╭─ Raw data
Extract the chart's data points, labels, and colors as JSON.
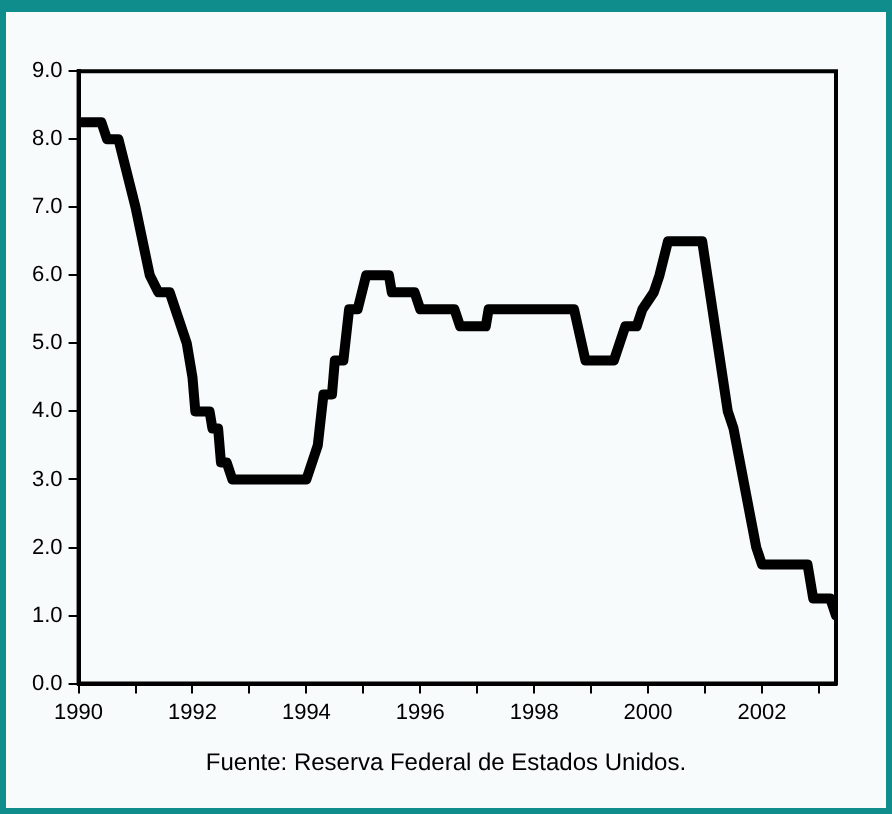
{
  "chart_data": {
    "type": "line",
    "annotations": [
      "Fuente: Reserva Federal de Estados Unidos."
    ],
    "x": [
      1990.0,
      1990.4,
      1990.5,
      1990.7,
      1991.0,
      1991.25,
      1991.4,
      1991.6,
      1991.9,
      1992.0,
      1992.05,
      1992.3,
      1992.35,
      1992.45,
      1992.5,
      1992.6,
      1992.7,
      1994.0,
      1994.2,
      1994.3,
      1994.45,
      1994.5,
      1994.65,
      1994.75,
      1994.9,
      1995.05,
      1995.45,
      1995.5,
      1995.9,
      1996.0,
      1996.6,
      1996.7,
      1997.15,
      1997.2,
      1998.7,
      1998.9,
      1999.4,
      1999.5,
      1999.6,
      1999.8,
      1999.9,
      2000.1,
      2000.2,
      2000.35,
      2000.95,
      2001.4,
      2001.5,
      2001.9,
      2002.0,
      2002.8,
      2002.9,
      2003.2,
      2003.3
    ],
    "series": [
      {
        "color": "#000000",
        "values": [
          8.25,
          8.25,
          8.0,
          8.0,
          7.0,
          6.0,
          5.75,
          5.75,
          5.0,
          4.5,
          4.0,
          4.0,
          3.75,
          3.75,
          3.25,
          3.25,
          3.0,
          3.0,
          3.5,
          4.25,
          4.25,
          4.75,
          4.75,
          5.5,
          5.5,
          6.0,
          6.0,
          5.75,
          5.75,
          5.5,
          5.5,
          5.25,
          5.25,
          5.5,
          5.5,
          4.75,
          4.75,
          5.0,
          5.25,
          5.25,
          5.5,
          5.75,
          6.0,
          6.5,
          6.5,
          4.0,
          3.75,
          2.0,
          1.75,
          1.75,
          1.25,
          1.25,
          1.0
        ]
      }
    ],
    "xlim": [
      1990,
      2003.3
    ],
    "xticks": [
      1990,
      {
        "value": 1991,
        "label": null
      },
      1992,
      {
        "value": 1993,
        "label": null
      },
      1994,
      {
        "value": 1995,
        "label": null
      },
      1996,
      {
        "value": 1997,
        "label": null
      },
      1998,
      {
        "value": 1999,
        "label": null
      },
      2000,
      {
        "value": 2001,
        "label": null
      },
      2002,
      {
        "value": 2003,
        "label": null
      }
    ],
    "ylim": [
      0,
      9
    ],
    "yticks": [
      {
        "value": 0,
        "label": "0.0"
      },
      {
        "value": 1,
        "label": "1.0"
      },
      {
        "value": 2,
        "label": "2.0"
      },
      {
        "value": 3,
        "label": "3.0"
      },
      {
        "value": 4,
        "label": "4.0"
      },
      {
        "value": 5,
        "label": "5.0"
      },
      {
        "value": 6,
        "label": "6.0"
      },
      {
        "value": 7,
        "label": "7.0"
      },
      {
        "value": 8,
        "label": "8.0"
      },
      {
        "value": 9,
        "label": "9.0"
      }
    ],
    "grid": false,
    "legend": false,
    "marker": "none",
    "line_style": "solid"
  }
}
╰─
= Task requirements =
From the material above, copy everything exactly but the pictures.

= Result =
Extract the chart's data points, labels, and colors as JSON.
{
  "chart_data": {
    "type": "line",
    "annotations": [
      "Fuente: Reserva Federal de Estados Unidos."
    ],
    "x": [
      1990.0,
      1990.4,
      1990.5,
      1990.7,
      1991.0,
      1991.25,
      1991.4,
      1991.6,
      1991.9,
      1992.0,
      1992.05,
      1992.3,
      1992.35,
      1992.45,
      1992.5,
      1992.6,
      1992.7,
      1994.0,
      1994.2,
      1994.3,
      1994.45,
      1994.5,
      1994.65,
      1994.75,
      1994.9,
      1995.05,
      1995.45,
      1995.5,
      1995.9,
      1996.0,
      1996.6,
      1996.7,
      1997.15,
      1997.2,
      1998.7,
      1998.9,
      1999.4,
      1999.5,
      1999.6,
      1999.8,
      1999.9,
      2000.1,
      2000.2,
      2000.35,
      2000.95,
      2001.4,
      2001.5,
      2001.9,
      2002.0,
      2002.8,
      2002.9,
      2003.2,
      2003.3
    ],
    "series": [
      {
        "color": "#000000",
        "values": [
          8.25,
          8.25,
          8.0,
          8.0,
          7.0,
          6.0,
          5.75,
          5.75,
          5.0,
          4.5,
          4.0,
          4.0,
          3.75,
          3.75,
          3.25,
          3.25,
          3.0,
          3.0,
          3.5,
          4.25,
          4.25,
          4.75,
          4.75,
          5.5,
          5.5,
          6.0,
          6.0,
          5.75,
          5.75,
          5.5,
          5.5,
          5.25,
          5.25,
          5.5,
          5.5,
          4.75,
          4.75,
          5.0,
          5.25,
          5.25,
          5.5,
          5.75,
          6.0,
          6.5,
          6.5,
          4.0,
          3.75,
          2.0,
          1.75,
          1.75,
          1.25,
          1.25,
          1.0
        ]
      }
    ],
    "xlim": [
      1990,
      2003.3
    ],
    "xticks": [
      1990,
      {
        "value": 1991,
        "label": null
      },
      1992,
      {
        "value": 1993,
        "label": null
      },
      1994,
      {
        "value": 1995,
        "label": null
      },
      1996,
      {
        "value": 1997,
        "label": null
      },
      1998,
      {
        "value": 1999,
        "label": null
      },
      2000,
      {
        "value": 2001,
        "label": null
      },
      2002,
      {
        "value": 2003,
        "label": null
      }
    ],
    "ylim": [
      0,
      9
    ],
    "yticks": [
      {
        "value": 0,
        "label": "0.0"
      },
      {
        "value": 1,
        "label": "1.0"
      },
      {
        "value": 2,
        "label": "2.0"
      },
      {
        "value": 3,
        "label": "3.0"
      },
      {
        "value": 4,
        "label": "4.0"
      },
      {
        "value": 5,
        "label": "5.0"
      },
      {
        "value": 6,
        "label": "6.0"
      },
      {
        "value": 7,
        "label": "7.0"
      },
      {
        "value": 8,
        "label": "8.0"
      },
      {
        "value": 9,
        "label": "9.0"
      }
    ],
    "grid": false,
    "legend": false,
    "marker": "none",
    "line_style": "solid"
  }
}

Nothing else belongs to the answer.